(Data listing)

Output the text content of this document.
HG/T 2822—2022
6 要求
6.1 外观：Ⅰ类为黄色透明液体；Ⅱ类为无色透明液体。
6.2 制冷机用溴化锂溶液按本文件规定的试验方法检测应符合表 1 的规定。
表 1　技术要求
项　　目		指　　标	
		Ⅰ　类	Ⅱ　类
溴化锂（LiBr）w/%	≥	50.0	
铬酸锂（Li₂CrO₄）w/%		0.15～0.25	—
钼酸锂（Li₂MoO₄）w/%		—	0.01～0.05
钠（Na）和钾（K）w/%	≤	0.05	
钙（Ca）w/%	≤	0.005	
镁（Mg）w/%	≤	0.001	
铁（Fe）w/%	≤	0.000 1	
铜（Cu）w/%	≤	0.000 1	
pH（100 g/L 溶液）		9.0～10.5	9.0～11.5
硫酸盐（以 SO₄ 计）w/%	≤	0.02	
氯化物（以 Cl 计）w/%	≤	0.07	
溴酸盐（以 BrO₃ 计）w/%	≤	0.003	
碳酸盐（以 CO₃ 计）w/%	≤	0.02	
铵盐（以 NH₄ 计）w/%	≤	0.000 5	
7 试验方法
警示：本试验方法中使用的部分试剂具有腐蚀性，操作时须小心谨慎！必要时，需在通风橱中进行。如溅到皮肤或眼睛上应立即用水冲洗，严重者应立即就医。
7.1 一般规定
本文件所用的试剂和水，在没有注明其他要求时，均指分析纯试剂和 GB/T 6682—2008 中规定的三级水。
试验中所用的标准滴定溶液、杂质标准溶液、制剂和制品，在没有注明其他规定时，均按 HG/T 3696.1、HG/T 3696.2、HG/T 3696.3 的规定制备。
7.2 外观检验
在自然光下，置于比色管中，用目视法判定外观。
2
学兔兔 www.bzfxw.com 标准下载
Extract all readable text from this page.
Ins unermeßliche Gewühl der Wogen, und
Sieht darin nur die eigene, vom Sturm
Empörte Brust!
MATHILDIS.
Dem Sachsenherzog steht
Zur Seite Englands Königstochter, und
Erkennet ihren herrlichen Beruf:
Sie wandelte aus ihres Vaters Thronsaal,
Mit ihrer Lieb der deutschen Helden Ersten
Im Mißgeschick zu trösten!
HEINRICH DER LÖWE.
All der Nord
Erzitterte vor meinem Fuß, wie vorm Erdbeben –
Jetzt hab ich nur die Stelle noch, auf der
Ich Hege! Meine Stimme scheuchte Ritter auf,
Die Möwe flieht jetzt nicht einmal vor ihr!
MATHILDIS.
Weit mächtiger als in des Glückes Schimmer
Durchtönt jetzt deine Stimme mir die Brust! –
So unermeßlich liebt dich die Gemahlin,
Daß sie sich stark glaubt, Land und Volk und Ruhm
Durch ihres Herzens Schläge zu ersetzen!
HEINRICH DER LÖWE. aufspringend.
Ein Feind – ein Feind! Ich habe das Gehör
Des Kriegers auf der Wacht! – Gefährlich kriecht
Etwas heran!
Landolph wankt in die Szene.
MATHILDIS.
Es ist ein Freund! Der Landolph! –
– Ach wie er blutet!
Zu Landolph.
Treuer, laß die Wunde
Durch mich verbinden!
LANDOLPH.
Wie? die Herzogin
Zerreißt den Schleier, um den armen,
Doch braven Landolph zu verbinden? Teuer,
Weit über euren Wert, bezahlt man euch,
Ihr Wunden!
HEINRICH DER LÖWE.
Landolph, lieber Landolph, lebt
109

Written request
Print all of the data exactly as it was given.

Finished task
Output the text content of this document.
HG/T 2822—2022
6 要求
6.1 外观：Ⅰ类为黄色透明液体；Ⅱ类为无色透明液体。
6.2 制冷机用溴化锂溶液按本文件规定的试验方法检测应符合表 1 的规定。
表 1　技术要求
项　　目		指　　标	
		Ⅰ　类	Ⅱ　类
溴化锂（LiBr）w/%	≥	50.0	
铬酸锂（Li₂CrO₄）w/%		0.15～0.25	—
钼酸锂（Li₂MoO₄）w/%		—	0.01～0.05
钠（Na）和钾（K）w/%	≤	0.05	
钙（Ca）w/%	≤	0.005	
镁（Mg）w/%	≤	0.001	
铁（Fe）w/%	≤	0.000 1	
铜（Cu）w/%	≤	0.000 1	
pH（100 g/L 溶液）		9.0～10.5	9.0～11.5
硫酸盐（以 SO₄ 计）w/%	≤	0.02	
氯化物（以 Cl 计）w/%	≤	0.07	
溴酸盐（以 BrO₃ 计）w/%	≤	0.003	
碳酸盐（以 CO₃ 计）w/%	≤	0.02	
铵盐（以 NH₄ 计）w/%	≤	0.000 5	
7 试验方法
警示：本试验方法中使用的部分试剂具有腐蚀性，操作时须小心谨慎！必要时，需在通风橱中进行。如溅到皮肤或眼睛上应立即用水冲洗，严重者应立即就医。
7.1 一般规定
本文件所用的试剂和水，在没有注明其他要求时，均指分析纯试剂和 GB/T 6682—2008 中规定的三级水。
试验中所用的标准滴定溶液、杂质标准溶液、制剂和制品，在没有注明其他规定时，均按 HG/T 3696.1、HG/T 3696.2、HG/T 3696.3 的规定制备。
7.2 外观检验
在自然光下，置于比色管中，用目视法判定外观。
2
学兔兔 www.bzfxw.com 标准下载
Extract all readable text from this page.
Ins unermeßliche Gewühl der Wogen, und
Sieht darin nur die eigene, vom Sturm
Empörte Brust!
MATHILDIS.
Dem Sachsenherzog steht
Zur Seite Englands Königstochter, und
Erkennet ihren herrlichen Beruf:
Sie wandelte aus ihres Vaters Thronsaal,
Mit ihrer Lieb der deutschen Helden Ersten
Im Mißgeschick zu trösten!
HEINRICH DER LÖWE.
All der Nord
Erzitterte vor meinem Fuß, wie vorm Erdbeben –
Jetzt hab ich nur die Stelle noch, auf der
Ich Hege! Meine Stimme scheuchte Ritter auf,
Die Möwe flieht jetzt nicht einmal vor ihr!
MATHILDIS.
Weit mächtiger als in des Glückes Schimmer
Durchtönt jetzt deine Stimme mir die Brust! –
So unermeßlich liebt dich die Gemahlin,
Daß sie sich stark glaubt, Land und Volk und Ruhm
Durch ihres Herzens Schläge zu ersetzen!
HEINRICH DER LÖWE. aufspringend.
Ein Feind – ein Feind! Ich habe das Gehör
Des Kriegers auf der Wacht! – Gefährlich kriecht
Etwas heran!
Landolph wankt in die Szene.
MATHILDIS.
Es ist ein Freund! Der Landolph! –
– Ach wie er blutet!
Zu Landolph.
Treuer, laß die Wunde
Durch mich verbinden!
LANDOLPH.
Wie? die Herzogin
Zerreißt den Schleier, um den armen,
Doch braven Landolph zu verbinden? Teuer,
Weit über euren Wert, bezahlt man euch,
Ihr Wunden!
HEINRICH DER LÖWE.
Landolph, lieber Landolph, lebt
109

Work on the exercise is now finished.